What is asked - Write out the listing below without alteration, omitting its pictures.

START Material to process

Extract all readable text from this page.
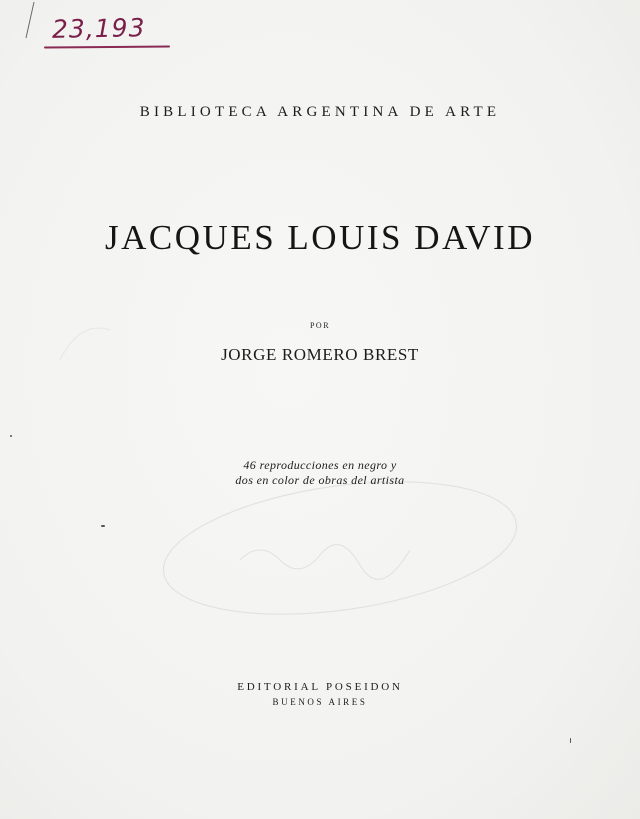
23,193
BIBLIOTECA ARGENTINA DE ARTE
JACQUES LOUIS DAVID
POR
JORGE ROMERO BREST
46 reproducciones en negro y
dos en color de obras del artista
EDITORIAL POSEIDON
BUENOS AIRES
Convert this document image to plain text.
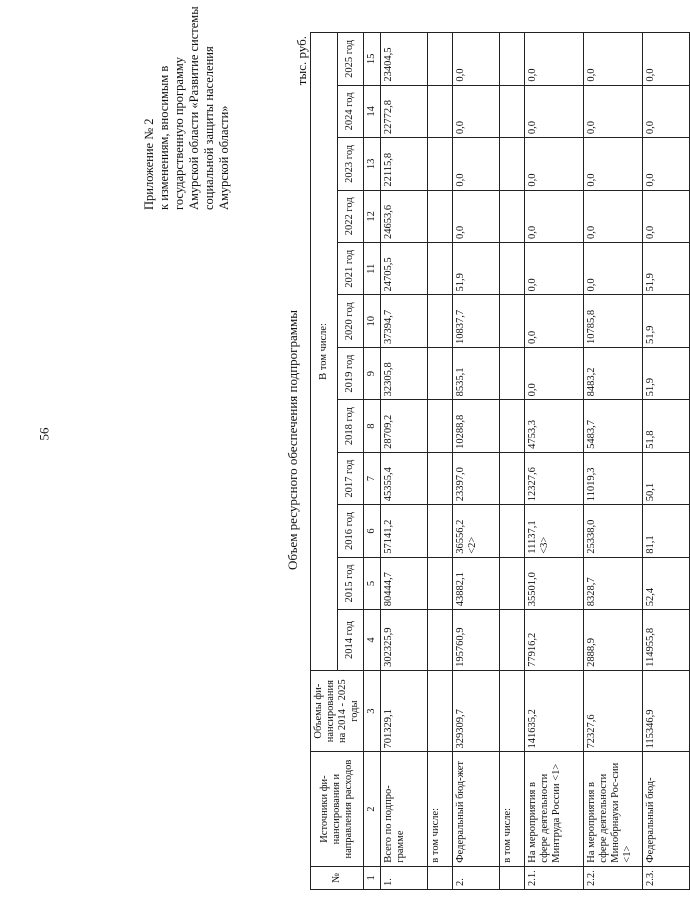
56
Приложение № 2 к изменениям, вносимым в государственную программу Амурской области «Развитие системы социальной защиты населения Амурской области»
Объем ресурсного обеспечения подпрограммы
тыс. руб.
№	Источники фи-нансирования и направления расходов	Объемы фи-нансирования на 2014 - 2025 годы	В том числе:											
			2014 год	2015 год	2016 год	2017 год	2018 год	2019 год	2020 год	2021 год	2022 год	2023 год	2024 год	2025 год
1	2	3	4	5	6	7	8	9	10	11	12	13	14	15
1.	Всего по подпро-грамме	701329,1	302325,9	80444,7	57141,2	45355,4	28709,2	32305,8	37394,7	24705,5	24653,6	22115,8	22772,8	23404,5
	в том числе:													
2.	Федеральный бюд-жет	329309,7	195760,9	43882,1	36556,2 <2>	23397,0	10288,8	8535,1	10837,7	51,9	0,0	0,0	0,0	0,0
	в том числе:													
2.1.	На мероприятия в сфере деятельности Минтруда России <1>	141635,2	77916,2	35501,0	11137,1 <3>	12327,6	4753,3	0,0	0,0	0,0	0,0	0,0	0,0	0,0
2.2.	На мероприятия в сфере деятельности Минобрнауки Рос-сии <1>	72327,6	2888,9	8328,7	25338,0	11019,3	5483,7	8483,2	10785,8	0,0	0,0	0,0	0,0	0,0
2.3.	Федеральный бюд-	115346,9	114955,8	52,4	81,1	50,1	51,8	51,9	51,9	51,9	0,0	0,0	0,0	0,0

END Material to process

Result for this exercise -
Extract all readable text from this page.
23,193
BIBLIOTECA ARGENTINA DE ARTE
JACQUES LOUIS DAVID
POR
JORGE ROMERO BREST
46 reproducciones en negro y
dos en color de obras del artista
EDITORIAL POSEIDON
BUENOS AIRES
Convert this document image to plain text.
56
Приложение № 2 к изменениям, вносимым в государственную программу Амурской области «Развитие системы социальной защиты населения Амурской области»
Объем ресурсного обеспечения подпрограммы
тыс. руб.
№	Источники фи-нансирования и направления расходов	Объемы фи-нансирования на 2014 - 2025 годы	В том числе:											
			2014 год	2015 год	2016 год	2017 год	2018 год	2019 год	2020 год	2021 год	2022 год	2023 год	2024 год	2025 год
1	2	3	4	5	6	7	8	9	10	11	12	13	14	15
1.	Всего по подпро-грамме	701329,1	302325,9	80444,7	57141,2	45355,4	28709,2	32305,8	37394,7	24705,5	24653,6	22115,8	22772,8	23404,5
	в том числе:													
2.	Федеральный бюд-жет	329309,7	195760,9	43882,1	36556,2 <2>	23397,0	10288,8	8535,1	10837,7	51,9	0,0	0,0	0,0	0,0
	в том числе:													
2.1.	На мероприятия в сфере деятельности Минтруда России <1>	141635,2	77916,2	35501,0	11137,1 <3>	12327,6	4753,3	0,0	0,0	0,0	0,0	0,0	0,0	0,0
2.2.	На мероприятия в сфере деятельности Минобрнауки Рос-сии <1>	72327,6	2888,9	8328,7	25338,0	11019,3	5483,7	8483,2	10785,8	0,0	0,0	0,0	0,0	0,0
2.3.	Федеральный бюд-	115346,9	114955,8	52,4	81,1	50,1	51,8	51,9	51,9	51,9	0,0	0,0	0,0	0,0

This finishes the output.